* **Saved entries**
* start *

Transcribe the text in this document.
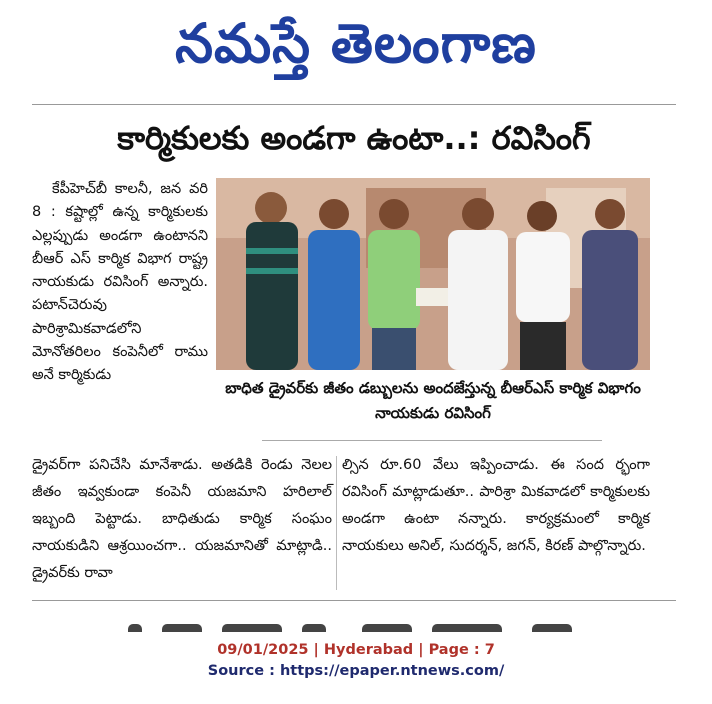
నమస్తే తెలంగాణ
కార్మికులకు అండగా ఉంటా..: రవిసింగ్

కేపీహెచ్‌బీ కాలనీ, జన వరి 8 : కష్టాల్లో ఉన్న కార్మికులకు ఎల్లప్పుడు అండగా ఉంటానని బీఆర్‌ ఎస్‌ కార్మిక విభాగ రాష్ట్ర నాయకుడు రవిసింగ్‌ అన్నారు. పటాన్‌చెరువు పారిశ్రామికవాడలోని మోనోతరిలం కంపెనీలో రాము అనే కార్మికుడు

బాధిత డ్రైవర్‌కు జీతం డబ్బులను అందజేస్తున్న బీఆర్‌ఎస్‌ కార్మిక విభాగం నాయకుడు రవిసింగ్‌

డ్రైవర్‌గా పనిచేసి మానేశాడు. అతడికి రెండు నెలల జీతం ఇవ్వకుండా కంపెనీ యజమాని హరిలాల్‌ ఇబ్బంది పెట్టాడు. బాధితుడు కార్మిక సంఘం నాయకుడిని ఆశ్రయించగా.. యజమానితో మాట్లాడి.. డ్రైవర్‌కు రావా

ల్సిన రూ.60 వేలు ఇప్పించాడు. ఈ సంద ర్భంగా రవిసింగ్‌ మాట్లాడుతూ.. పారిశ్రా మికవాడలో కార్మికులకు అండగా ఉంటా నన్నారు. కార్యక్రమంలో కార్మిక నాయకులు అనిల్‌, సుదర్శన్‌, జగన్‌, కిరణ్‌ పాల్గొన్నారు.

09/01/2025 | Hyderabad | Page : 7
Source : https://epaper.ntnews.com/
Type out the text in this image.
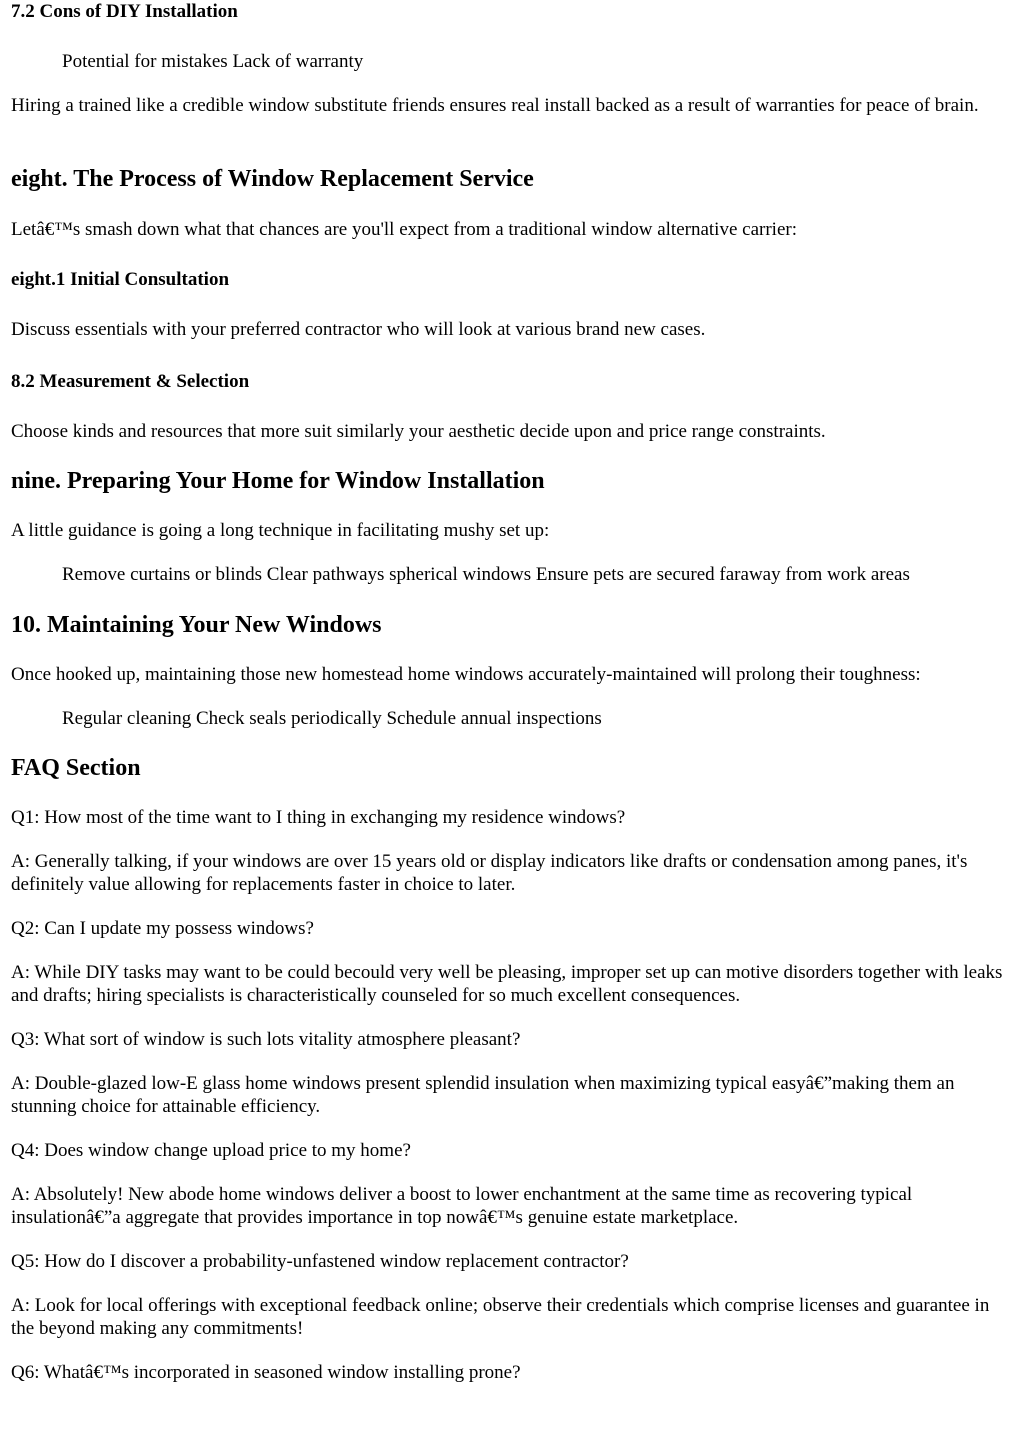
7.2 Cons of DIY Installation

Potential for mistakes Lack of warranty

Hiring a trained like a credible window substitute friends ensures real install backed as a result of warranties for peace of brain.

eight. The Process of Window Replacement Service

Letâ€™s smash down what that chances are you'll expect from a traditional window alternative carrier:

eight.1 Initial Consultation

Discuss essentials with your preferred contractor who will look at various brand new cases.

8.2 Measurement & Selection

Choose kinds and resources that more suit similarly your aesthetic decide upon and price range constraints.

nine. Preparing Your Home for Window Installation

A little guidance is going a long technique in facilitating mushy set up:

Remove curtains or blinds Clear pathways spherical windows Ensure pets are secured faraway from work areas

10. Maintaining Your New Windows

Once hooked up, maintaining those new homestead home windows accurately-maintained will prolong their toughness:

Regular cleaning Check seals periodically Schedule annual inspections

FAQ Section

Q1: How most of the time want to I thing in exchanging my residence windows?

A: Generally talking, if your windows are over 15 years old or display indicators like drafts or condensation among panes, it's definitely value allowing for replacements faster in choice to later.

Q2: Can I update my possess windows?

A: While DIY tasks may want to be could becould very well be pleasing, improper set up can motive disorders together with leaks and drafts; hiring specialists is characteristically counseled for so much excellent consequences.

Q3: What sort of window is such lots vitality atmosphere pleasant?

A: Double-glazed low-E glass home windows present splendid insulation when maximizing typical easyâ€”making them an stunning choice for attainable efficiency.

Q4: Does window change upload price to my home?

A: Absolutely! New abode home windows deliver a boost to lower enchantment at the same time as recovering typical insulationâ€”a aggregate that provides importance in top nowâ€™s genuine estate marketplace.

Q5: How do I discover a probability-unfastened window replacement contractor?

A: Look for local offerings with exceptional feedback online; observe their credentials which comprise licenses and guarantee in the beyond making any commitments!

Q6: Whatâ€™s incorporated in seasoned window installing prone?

* end *

* **What to produce**
Only the number is required: the count of lines containing the word "that".

* **Output for this exercise**
3